EXERCISE DESCRIPTION: Retype the records below word for word and omit any image.

Recorded data
########

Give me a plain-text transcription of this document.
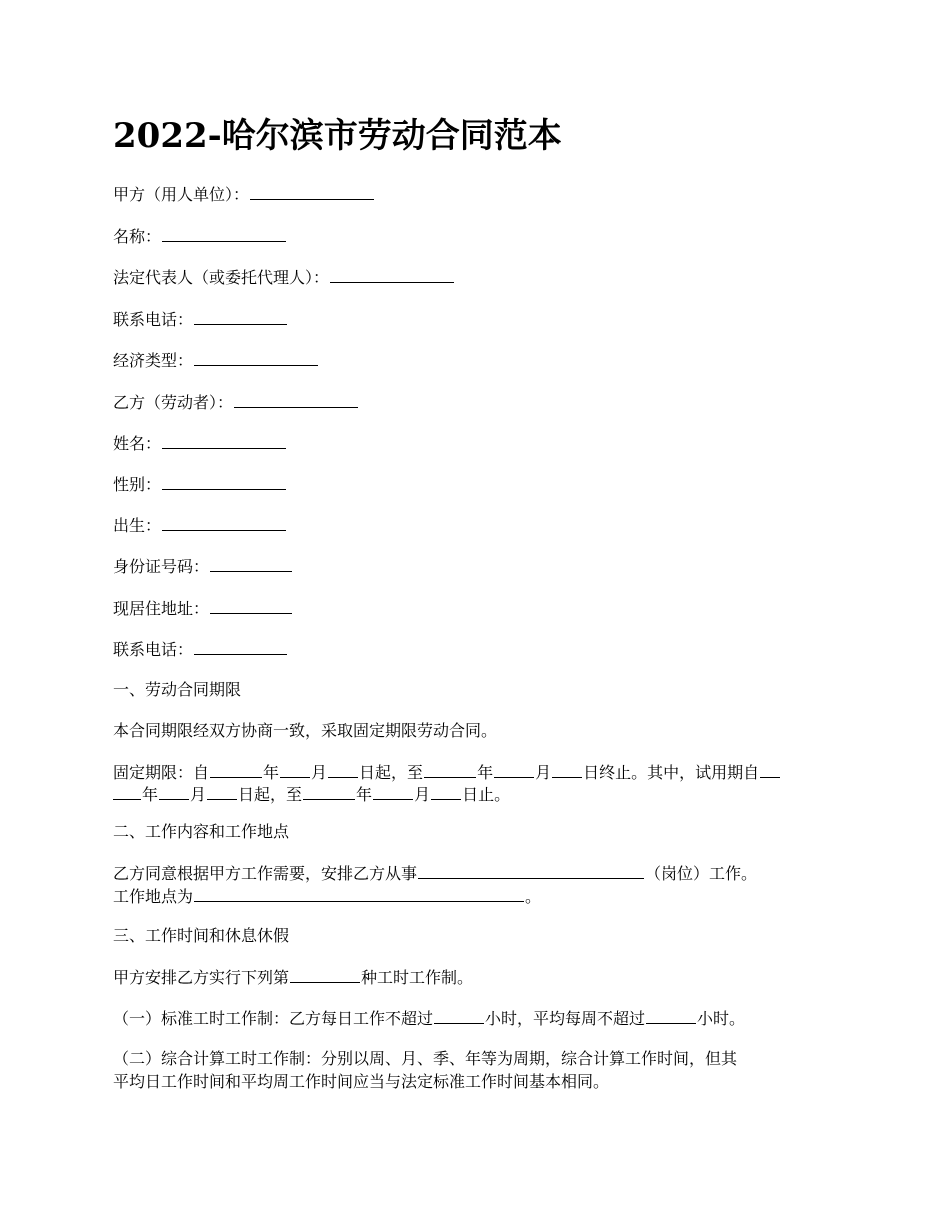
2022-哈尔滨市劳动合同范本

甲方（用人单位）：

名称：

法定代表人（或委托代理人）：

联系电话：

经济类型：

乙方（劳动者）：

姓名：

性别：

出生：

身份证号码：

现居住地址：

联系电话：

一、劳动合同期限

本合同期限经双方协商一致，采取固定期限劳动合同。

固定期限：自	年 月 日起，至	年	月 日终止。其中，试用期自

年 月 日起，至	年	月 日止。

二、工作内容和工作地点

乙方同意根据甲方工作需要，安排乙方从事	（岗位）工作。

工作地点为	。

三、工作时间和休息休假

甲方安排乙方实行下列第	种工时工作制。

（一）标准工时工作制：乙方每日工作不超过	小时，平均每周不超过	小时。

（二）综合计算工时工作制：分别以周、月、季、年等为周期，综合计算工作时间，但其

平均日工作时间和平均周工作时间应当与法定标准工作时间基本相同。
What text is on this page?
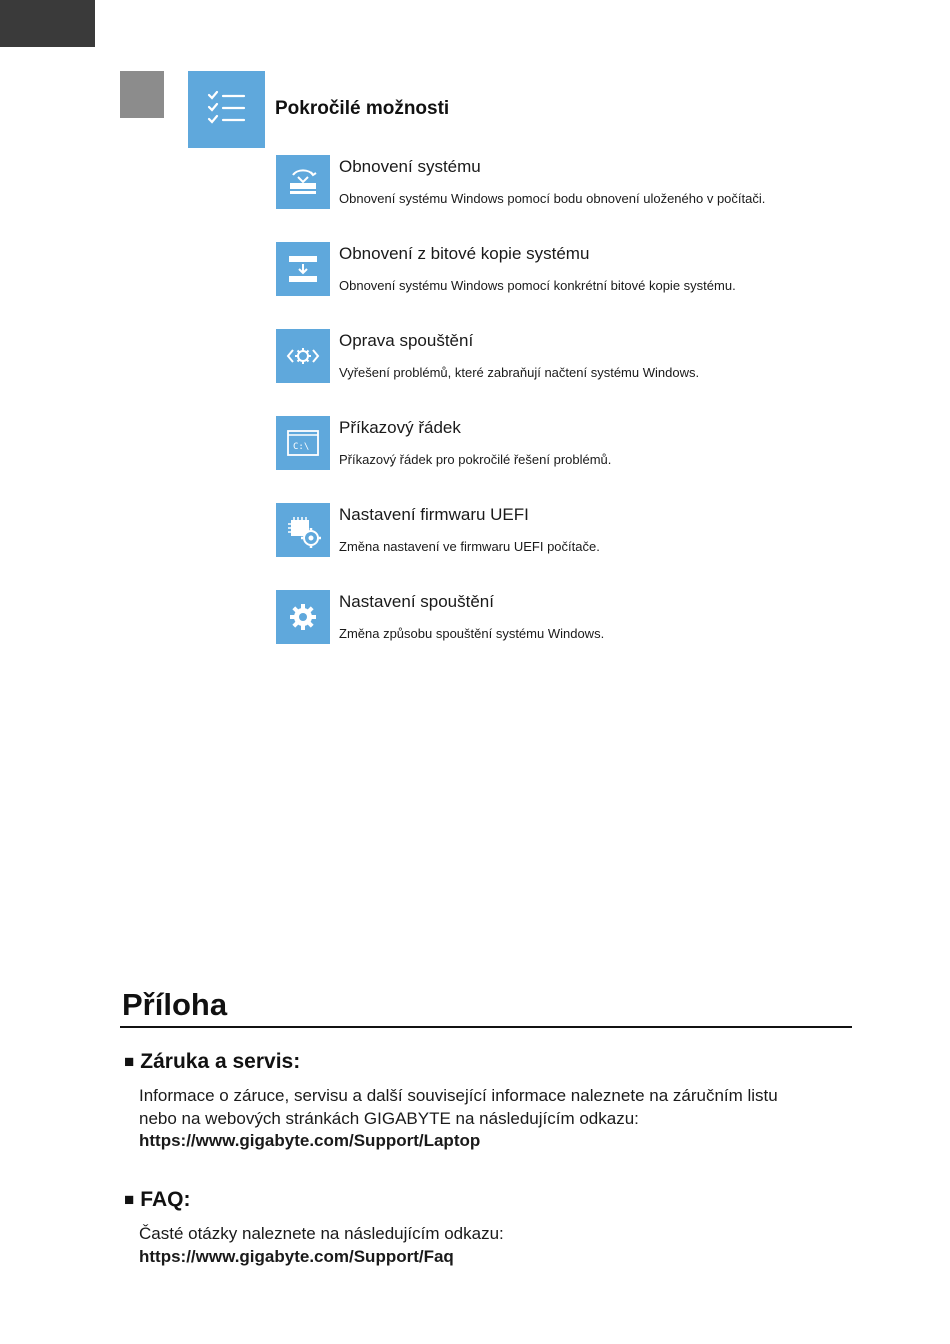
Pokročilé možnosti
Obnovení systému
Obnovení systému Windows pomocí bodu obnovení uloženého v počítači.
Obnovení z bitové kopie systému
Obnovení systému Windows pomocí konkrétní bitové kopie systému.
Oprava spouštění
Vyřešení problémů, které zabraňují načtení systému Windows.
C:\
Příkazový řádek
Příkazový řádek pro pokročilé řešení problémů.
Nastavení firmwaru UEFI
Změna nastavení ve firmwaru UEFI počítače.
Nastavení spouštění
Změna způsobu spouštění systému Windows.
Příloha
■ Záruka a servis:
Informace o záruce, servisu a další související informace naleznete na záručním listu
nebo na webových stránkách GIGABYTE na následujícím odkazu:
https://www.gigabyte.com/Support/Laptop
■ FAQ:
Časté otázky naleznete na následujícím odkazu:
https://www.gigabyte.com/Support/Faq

########

EXERCISE RESULT:
Give me a plain-text transcription of this document.
2022-哈尔滨市劳动合同范本

甲方（用人单位）：

名称：

法定代表人（或委托代理人）：

联系电话：

经济类型：

乙方（劳动者）：

姓名：

性别：

出生：

身份证号码：

现居住地址：

联系电话：

一、劳动合同期限

本合同期限经双方协商一致，采取固定期限劳动合同。

固定期限：自	年 月 日起，至	年	月 日终止。其中，试用期自

年 月 日起，至	年	月 日止。

二、工作内容和工作地点

乙方同意根据甲方工作需要，安排乙方从事	（岗位）工作。

工作地点为	。

三、工作时间和休息休假

甲方安排乙方实行下列第	种工时工作制。

（一）标准工时工作制：乙方每日工作不超过	小时，平均每周不超过	小时。

（二）综合计算工时工作制：分别以周、月、季、年等为周期，综合计算工作时间，但其

平均日工作时间和平均周工作时间应当与法定标准工作时间基本相同。
What text is on this page?
Pokročilé možnosti
Obnovení systému
Obnovení systému Windows pomocí bodu obnovení uloženého v počítači.
Obnovení z bitové kopie systému
Obnovení systému Windows pomocí konkrétní bitové kopie systému.
Oprava spouštění
Vyřešení problémů, které zabraňují načtení systému Windows.
C:\
Příkazový řádek
Příkazový řádek pro pokročilé řešení problémů.
Nastavení firmwaru UEFI
Změna nastavení ve firmwaru UEFI počítače.
Nastavení spouštění
Změna způsobu spouštění systému Windows.
Příloha
■ Záruka a servis:
Informace o záruce, servisu a další související informace naleznete na záručním listu
nebo na webových stránkách GIGABYTE na následujícím odkazu:
https://www.gigabyte.com/Support/Laptop
■ FAQ:
Časté otázky naleznete na následujícím odkazu:
https://www.gigabyte.com/Support/Faq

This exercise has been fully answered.